* TASK STATEMENT:
All of the material below is to be repeated exactly.

— Begin EXERCISE MATERIAL —

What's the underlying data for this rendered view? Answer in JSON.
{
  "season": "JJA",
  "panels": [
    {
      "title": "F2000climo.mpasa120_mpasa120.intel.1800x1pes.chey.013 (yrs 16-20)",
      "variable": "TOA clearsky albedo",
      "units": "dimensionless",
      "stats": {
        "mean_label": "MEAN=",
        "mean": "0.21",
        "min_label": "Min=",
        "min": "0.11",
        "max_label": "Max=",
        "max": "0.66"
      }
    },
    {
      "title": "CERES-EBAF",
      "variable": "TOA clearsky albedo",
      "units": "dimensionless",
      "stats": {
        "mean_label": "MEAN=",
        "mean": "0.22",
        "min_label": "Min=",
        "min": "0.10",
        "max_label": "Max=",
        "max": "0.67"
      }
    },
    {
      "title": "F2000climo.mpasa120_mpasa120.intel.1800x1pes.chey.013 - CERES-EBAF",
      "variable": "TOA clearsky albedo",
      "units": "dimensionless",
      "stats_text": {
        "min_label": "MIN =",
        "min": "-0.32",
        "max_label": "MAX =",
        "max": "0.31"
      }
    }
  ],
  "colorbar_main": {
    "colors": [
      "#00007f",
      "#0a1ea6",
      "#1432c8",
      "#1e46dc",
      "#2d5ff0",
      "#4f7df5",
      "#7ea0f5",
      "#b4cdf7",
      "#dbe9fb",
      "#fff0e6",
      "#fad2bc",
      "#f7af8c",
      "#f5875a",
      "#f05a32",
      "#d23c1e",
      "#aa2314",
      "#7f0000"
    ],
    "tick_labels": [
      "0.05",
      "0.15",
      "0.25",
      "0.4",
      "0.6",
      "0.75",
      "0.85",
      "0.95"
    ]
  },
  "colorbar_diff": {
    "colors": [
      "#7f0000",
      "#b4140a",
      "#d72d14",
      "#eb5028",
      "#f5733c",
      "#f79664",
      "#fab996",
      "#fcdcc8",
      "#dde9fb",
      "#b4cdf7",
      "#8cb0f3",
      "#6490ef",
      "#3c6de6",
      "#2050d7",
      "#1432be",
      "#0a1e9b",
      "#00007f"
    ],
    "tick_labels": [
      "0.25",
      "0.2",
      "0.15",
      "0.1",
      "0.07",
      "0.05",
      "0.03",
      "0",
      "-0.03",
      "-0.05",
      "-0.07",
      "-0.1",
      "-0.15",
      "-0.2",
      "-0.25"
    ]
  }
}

— End EXERCISE MATERIAL —

* SOLVED PROBLEM:
What's the underlying data for this rendered view? Answer in JSON.
{
  "season": "JJA",
  "panels": [
    {
      "title": "F2000climo.mpasa120_mpasa120.intel.1800x1pes.chey.013 (yrs 16-20)",
      "variable": "TOA clearsky albedo",
      "units": "dimensionless",
      "stats": {
        "mean_label": "MEAN=",
        "mean": "0.21",
        "min_label": "Min=",
        "min": "0.11",
        "max_label": "Max=",
        "max": "0.66"
      }
    },
    {
      "title": "CERES-EBAF",
      "variable": "TOA clearsky albedo",
      "units": "dimensionless",
      "stats": {
        "mean_label": "MEAN=",
        "mean": "0.22",
        "min_label": "Min=",
        "min": "0.10",
        "max_label": "Max=",
        "max": "0.67"
      }
    },
    {
      "title": "F2000climo.mpasa120_mpasa120.intel.1800x1pes.chey.013 - CERES-EBAF",
      "variable": "TOA clearsky albedo",
      "units": "dimensionless",
      "stats_text": {
        "min_label": "MIN =",
        "min": "-0.32",
        "max_label": "MAX =",
        "max": "0.31"
      }
    }
  ],
  "colorbar_main": {
    "colors": [
      "#00007f",
      "#0a1ea6",
      "#1432c8",
      "#1e46dc",
      "#2d5ff0",
      "#4f7df5",
      "#7ea0f5",
      "#b4cdf7",
      "#dbe9fb",
      "#fff0e6",
      "#fad2bc",
      "#f7af8c",
      "#f5875a",
      "#f05a32",
      "#d23c1e",
      "#aa2314",
      "#7f0000"
    ],
    "tick_labels": [
      "0.05",
      "0.15",
      "0.25",
      "0.4",
      "0.6",
      "0.75",
      "0.85",
      "0.95"
    ]
  },
  "colorbar_diff": {
    "colors": [
      "#7f0000",
      "#b4140a",
      "#d72d14",
      "#eb5028",
      "#f5733c",
      "#f79664",
      "#fab996",
      "#fcdcc8",
      "#dde9fb",
      "#b4cdf7",
      "#8cb0f3",
      "#6490ef",
      "#3c6de6",
      "#2050d7",
      "#1432be",
      "#0a1e9b",
      "#00007f"
    ],
    "tick_labels": [
      "0.25",
      "0.2",
      "0.15",
      "0.1",
      "0.07",
      "0.05",
      "0.03",
      "0",
      "-0.03",
      "-0.05",
      "-0.07",
      "-0.1",
      "-0.15",
      "-0.2",
      "-0.25"
    ]
  }
}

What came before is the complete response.